Identify each line below that contains the word "color", and copy it out.

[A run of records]
============================================================

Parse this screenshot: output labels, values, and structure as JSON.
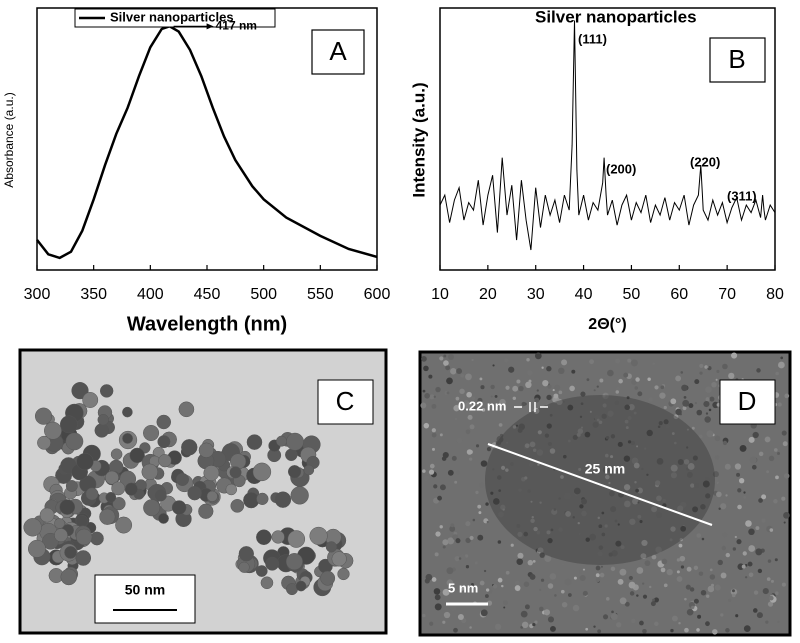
{
  "chart_data": [
    {
      "type": "line",
      "panel_label": "A",
      "xlabel": "Wavelength (nm)",
      "ylabel": "Absorbance (a.u.)",
      "peak_label": "417 nm",
      "x": [
        300,
        310,
        320,
        330,
        340,
        350,
        360,
        370,
        380,
        390,
        400,
        410,
        417,
        425,
        435,
        445,
        455,
        465,
        475,
        490,
        500,
        520,
        550,
        575,
        600
      ],
      "series": [
        {
          "name": "Silver nanoparticles",
          "color": "#000000",
          "values": [
            0.115,
            0.06,
            0.046,
            0.07,
            0.15,
            0.27,
            0.4,
            0.52,
            0.62,
            0.74,
            0.85,
            0.92,
            0.93,
            0.91,
            0.84,
            0.74,
            0.62,
            0.51,
            0.42,
            0.32,
            0.27,
            0.2,
            0.13,
            0.08,
            0.05
          ]
        }
      ],
      "xlim": [
        300,
        600
      ],
      "xticks": [
        300,
        350,
        400,
        450,
        500,
        550,
        600
      ],
      "ylim": [
        0,
        1
      ]
    },
    {
      "type": "line",
      "panel_label": "B",
      "title": "Silver nanoparticles",
      "xlabel": "2Θ(°)",
      "ylabel": "Intensity (a.u.)",
      "peak_labels": [
        "(111)",
        "(200)",
        "(220)",
        "(311)"
      ],
      "x": [
        10,
        11,
        12,
        13,
        14,
        15,
        16,
        17,
        18,
        19,
        20,
        21,
        22,
        23,
        24,
        25,
        26,
        27,
        28,
        29,
        30,
        31,
        32,
        33,
        34,
        35,
        36,
        37,
        37.6,
        38.1,
        38.6,
        39,
        40,
        41,
        42,
        43,
        44,
        44.3,
        44.7,
        45,
        46,
        47,
        48,
        49,
        50,
        51,
        52,
        53,
        54,
        55,
        56,
        57,
        58,
        59,
        60,
        61,
        62,
        63,
        64,
        64.5,
        64.9,
        65,
        66,
        67,
        68,
        69,
        70,
        71,
        72,
        73,
        74,
        75,
        76,
        77,
        77.4,
        77.7,
        78,
        79,
        80
      ],
      "series": [
        {
          "color": "#000000",
          "values": [
            0.26,
            0.3,
            0.19,
            0.28,
            0.33,
            0.2,
            0.27,
            0.24,
            0.36,
            0.18,
            0.3,
            0.38,
            0.15,
            0.45,
            0.22,
            0.34,
            0.12,
            0.36,
            0.2,
            0.08,
            0.33,
            0.17,
            0.3,
            0.22,
            0.28,
            0.19,
            0.3,
            0.24,
            0.5,
            1.0,
            0.4,
            0.22,
            0.3,
            0.2,
            0.27,
            0.24,
            0.35,
            0.45,
            0.3,
            0.22,
            0.28,
            0.18,
            0.26,
            0.3,
            0.2,
            0.27,
            0.23,
            0.3,
            0.19,
            0.26,
            0.22,
            0.29,
            0.2,
            0.27,
            0.24,
            0.3,
            0.18,
            0.26,
            0.3,
            0.42,
            0.28,
            0.24,
            0.2,
            0.28,
            0.22,
            0.27,
            0.19,
            0.25,
            0.29,
            0.2,
            0.26,
            0.23,
            0.28,
            0.21,
            0.3,
            0.24,
            0.2,
            0.26,
            0.23
          ]
        }
      ],
      "xlim": [
        10,
        80
      ],
      "xticks": [
        10,
        20,
        30,
        40,
        50,
        60,
        70,
        80
      ],
      "ylim": [
        0,
        1.05
      ]
    }
  ],
  "images": [
    {
      "panel_label": "C",
      "scale_bar": "50 nm"
    },
    {
      "panel_label": "D",
      "lattice_label": "0.22 nm",
      "size_label": "25 nm",
      "scale_bar": "5 nm"
    }
  ]
}
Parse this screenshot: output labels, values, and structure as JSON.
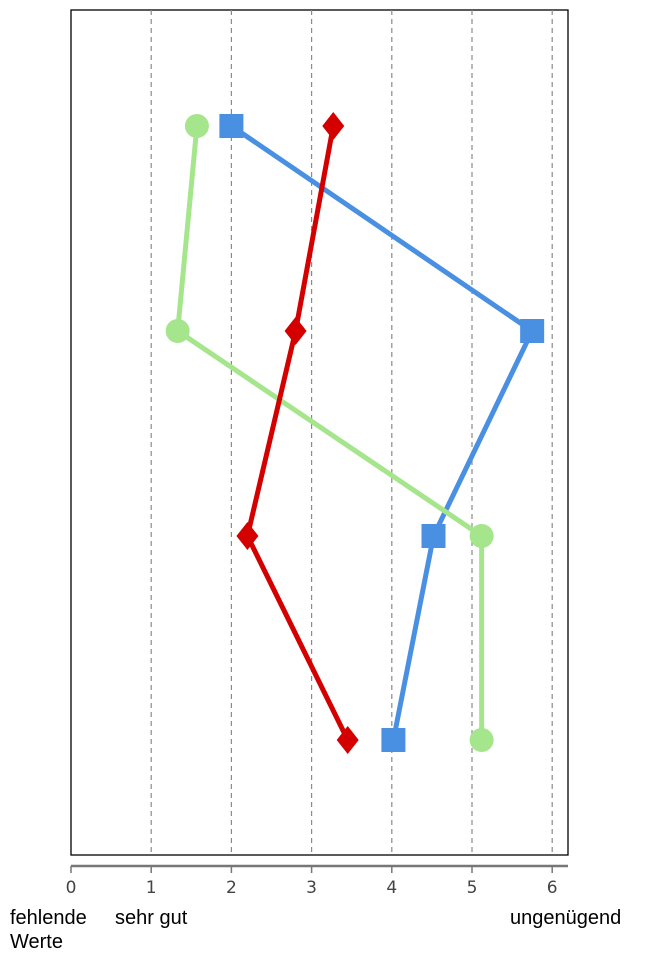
{
  "chart_data": {
    "type": "line",
    "orientation": "horizontal-profile",
    "xlim": [
      0,
      6.2
    ],
    "x_ticks": [
      0,
      1,
      2,
      3,
      4,
      5,
      6
    ],
    "grid": "vertical dashed at 1–6",
    "row_count": 4,
    "series": [
      {
        "marker": "square",
        "color": "#4a90e2",
        "x": [
          2.0,
          5.75,
          4.52,
          4.02
        ]
      },
      {
        "marker": "circle",
        "color": "#a5e58c",
        "x": [
          1.57,
          1.33,
          5.12,
          5.12
        ]
      },
      {
        "marker": "diamond",
        "color": "#d40000",
        "x": [
          3.27,
          2.8,
          2.2,
          3.45
        ]
      }
    ],
    "annotations": {
      "left": "fehlende Werte",
      "left_line1": "fehlende",
      "left_line2": "Werte",
      "middle": "sehr gut",
      "right": "ungenügend"
    }
  }
}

============================================================

● Answer to this task
          "color": "#000000",
          "color": "#000000",
        "color": "#4a90e2",
        "color": "#a5e58c",
        "color": "#d40000",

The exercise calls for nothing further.